>>>>>
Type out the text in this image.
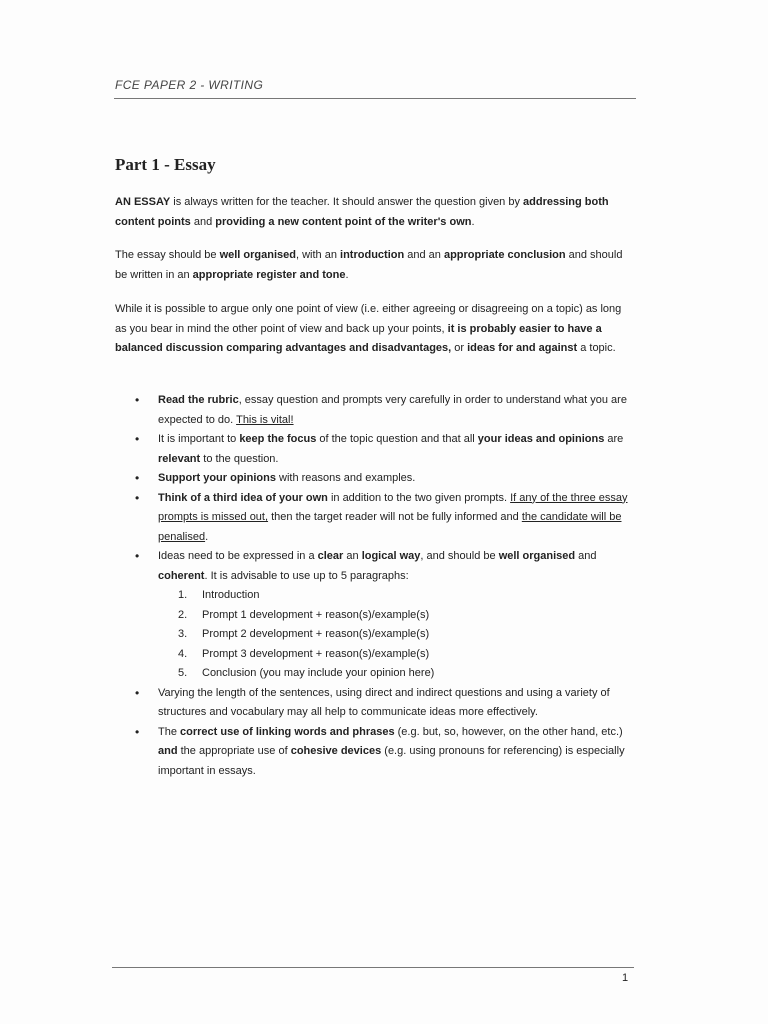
FCE PAPER 2 - WRITING
Part 1 - Essay
AN ESSAY is always written for the teacher. It should answer the question given by addressing both content points and providing a new content point of the writer's own.
The essay should be well organised, with an introduction and an appropriate conclusion and should be written in an appropriate register and tone.
While it is possible to argue only one point of view (i.e. either agreeing or disagreeing on a topic) as long as you bear in mind the other point of view and back up your points, it is probably easier to have a balanced discussion comparing advantages and disadvantages, or ideas for and against a topic.
• Read the rubric, essay question and prompts very carefully in order to understand what you are expected to do. This is vital!
• It is important to keep the focus of the topic question and that all your ideas and opinions are relevant to the question.
• Support your opinions with reasons and examples.
• Think of a third idea of your own in addition to the two given prompts. If any of the three essay prompts is missed out, then the target reader will not be fully informed and the candidate will be penalised.
• Ideas need to be expressed in a clear an logical way, and should be well organised and coherent. It is advisable to use up to 5 paragraphs:
1. Introduction
2. Prompt 1 development + reason(s)/example(s)
3. Prompt 2 development + reason(s)/example(s)
4. Prompt 3 development + reason(s)/example(s)
5. Conclusion (you may include your opinion here)
• Varying the length of the sentences, using direct and indirect questions and using a variety of structures and vocabulary may all help to communicate ideas more effectively.
• The correct use of linking words and phrases (e.g. but, so, however, on the other hand, etc.) and the appropriate use of cohesive devices (e.g. using pronouns for referencing) is especially important in essays.
1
<<<<<
● **Work instructions**: Give an exact copy of the material, leaving out every picture.

● **Task output**:
Type out the text in this image.
FCE PAPER 2 - WRITING
Part 1 - Essay
AN ESSAY is always written for the teacher. It should answer the question given by addressing both content points and providing a new content point of the writer's own.
The essay should be well organised, with an introduction and an appropriate conclusion and should be written in an appropriate register and tone.
While it is possible to argue only one point of view (i.e. either agreeing or disagreeing on a topic) as long as you bear in mind the other point of view and back up your points, it is probably easier to have a balanced discussion comparing advantages and disadvantages, or ideas for and against a topic.
• Read the rubric, essay question and prompts very carefully in order to understand what you are expected to do. This is vital!
• It is important to keep the focus of the topic question and that all your ideas and opinions are relevant to the question.
• Support your opinions with reasons and examples.
• Think of a third idea of your own in addition to the two given prompts. If any of the three essay prompts is missed out, then the target reader will not be fully informed and the candidate will be penalised.
• Ideas need to be expressed in a clear an logical way, and should be well organised and coherent. It is advisable to use up to 5 paragraphs:
1. Introduction
2. Prompt 1 development + reason(s)/example(s)
3. Prompt 2 development + reason(s)/example(s)
4. Prompt 3 development + reason(s)/example(s)
5. Conclusion (you may include your opinion here)
• Varying the length of the sentences, using direct and indirect questions and using a variety of structures and vocabulary may all help to communicate ideas more effectively.
• The correct use of linking words and phrases (e.g. but, so, however, on the other hand, etc.) and the appropriate use of cohesive devices (e.g. using pronouns for referencing) is especially important in essays.
1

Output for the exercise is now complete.